___ Text
All of lore.kernel.org
 help / color / mirror / Atom feed
From: James Simmons <jsimmons@infradead.org>
To: Andreas Dilger <adilger@whamcloud.com>,
	Oleg Drokin <green@whamcloud.com>, NeilBrown <neilb@suse.de>
Cc: Lustre Development List <lustre-devel@lists.lustre.org>
Subject: [lustre-devel] [PATCH 15/15] lustre: mgc: configurable wait-to-reprocess time
Date: Wed,  7 Jul 2021 15:11:16 -0400	[thread overview]
Message-ID: <1625685076-1964-16-git-send-email-jsimmons@infradead.org> (raw)
In-Reply-To: <1625685076-1964-1-git-send-email-jsimmons@infradead.org>

From: Alex Zhuravlev <bzzz@whamcloud.com>

so we can set it shorter, for testing purposes at least. to change
minimal wait time MGC module option 'mgc_requeue_timeout_min'
should be used (in seconds). additionally a random value upto
mgc_requeue_timeout_min is added to avoid a flood of config re-read
requests from clients. if mgc_requeue_timeout_min is set to 0,
then random part will be upto 1 second.

ost-pools: before: 5840s, after:a 3474s
sanity-flr: before: 1575s, after: 1381s
sanity-quota: before: 10679s, after: 9703s

WC-bug-id: https://jira.whamcloud.com/browse/LU-14516
Lustre-commit: 04b2da6180d3c8eda ("LU-14516 mgc: configurable wait-to-reprocess time")
______
___ Raw data
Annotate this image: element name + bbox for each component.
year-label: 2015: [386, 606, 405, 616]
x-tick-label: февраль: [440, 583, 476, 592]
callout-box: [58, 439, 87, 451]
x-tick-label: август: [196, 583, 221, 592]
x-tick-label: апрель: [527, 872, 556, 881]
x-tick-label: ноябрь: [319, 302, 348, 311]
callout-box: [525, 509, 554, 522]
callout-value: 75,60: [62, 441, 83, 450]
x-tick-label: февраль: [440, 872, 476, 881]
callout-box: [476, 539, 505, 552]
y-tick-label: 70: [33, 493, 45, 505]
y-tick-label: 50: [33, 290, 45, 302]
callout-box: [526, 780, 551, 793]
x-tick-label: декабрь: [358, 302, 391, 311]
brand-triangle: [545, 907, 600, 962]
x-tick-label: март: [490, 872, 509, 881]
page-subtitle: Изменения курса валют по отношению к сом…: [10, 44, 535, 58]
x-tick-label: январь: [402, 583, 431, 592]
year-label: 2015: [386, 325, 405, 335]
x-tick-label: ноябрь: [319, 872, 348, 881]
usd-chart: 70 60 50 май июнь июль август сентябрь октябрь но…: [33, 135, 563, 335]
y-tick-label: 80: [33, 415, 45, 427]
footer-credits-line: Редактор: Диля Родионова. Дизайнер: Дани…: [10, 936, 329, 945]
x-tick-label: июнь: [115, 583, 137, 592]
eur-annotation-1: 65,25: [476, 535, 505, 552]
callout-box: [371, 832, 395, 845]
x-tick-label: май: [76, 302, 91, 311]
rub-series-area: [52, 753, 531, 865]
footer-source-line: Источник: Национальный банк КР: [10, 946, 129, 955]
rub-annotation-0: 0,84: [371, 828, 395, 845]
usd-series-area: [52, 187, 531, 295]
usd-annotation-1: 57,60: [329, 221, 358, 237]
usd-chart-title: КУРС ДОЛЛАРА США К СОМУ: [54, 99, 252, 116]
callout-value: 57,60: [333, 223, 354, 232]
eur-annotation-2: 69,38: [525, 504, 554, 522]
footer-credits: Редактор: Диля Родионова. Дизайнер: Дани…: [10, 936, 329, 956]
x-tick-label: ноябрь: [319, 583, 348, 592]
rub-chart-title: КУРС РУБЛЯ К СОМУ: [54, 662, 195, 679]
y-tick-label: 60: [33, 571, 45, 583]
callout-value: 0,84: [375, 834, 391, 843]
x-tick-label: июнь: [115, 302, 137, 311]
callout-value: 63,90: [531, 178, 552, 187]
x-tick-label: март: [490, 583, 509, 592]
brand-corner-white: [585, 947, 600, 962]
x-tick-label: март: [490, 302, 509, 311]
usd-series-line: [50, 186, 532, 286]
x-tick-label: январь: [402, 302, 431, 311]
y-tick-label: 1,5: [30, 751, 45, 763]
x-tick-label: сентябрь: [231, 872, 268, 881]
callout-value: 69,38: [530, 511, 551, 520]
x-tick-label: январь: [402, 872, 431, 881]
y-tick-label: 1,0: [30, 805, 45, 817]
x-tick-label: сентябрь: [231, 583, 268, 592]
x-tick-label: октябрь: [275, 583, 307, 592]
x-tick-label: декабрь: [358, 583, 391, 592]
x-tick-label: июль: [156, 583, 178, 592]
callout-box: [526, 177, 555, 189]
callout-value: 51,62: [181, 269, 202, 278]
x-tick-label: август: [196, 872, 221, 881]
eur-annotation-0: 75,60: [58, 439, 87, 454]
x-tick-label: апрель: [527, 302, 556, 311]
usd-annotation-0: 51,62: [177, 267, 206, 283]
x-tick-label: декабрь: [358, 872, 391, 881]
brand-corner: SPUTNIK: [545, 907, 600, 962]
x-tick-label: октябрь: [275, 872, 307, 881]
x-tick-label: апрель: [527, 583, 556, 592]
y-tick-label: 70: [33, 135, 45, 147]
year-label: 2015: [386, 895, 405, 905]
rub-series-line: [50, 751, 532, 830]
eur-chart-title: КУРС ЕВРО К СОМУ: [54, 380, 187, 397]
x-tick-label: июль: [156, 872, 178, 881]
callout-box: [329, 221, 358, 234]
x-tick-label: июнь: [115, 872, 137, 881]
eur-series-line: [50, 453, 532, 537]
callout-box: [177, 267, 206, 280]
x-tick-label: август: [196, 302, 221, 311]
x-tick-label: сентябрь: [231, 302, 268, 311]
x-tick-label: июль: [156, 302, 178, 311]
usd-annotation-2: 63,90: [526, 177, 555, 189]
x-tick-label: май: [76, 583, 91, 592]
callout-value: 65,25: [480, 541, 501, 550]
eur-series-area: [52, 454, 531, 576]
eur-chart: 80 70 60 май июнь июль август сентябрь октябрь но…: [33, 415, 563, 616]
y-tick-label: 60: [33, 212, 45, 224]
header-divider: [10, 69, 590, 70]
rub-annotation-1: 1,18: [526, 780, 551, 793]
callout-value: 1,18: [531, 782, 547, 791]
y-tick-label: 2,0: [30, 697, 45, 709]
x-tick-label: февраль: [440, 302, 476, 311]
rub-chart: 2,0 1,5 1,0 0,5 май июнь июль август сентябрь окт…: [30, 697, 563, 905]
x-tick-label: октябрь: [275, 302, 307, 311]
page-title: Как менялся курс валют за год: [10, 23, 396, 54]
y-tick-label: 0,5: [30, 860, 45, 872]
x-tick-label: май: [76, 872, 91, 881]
______
- _What you should do_:
Transcribe the patch message about the configurable wait-to-reprocess time verbatim, from "From: Alex Zhuravlev" up to and including "upto 1 second.".

- _Answer for this exercise_:
From: Alex Zhuravlev <bzzz@whamcloud.com>

so we can set it shorter, for testing purposes at least. to change
minimal wait time MGC module option 'mgc_requeue_timeout_min'
should be used (in seconds). additionally a random value upto
mgc_requeue_timeout_min is added to avoid a flood of config re-read
requests from clients. if mgc_requeue_timeout_min is set to 0,
then random part will be upto 1 second.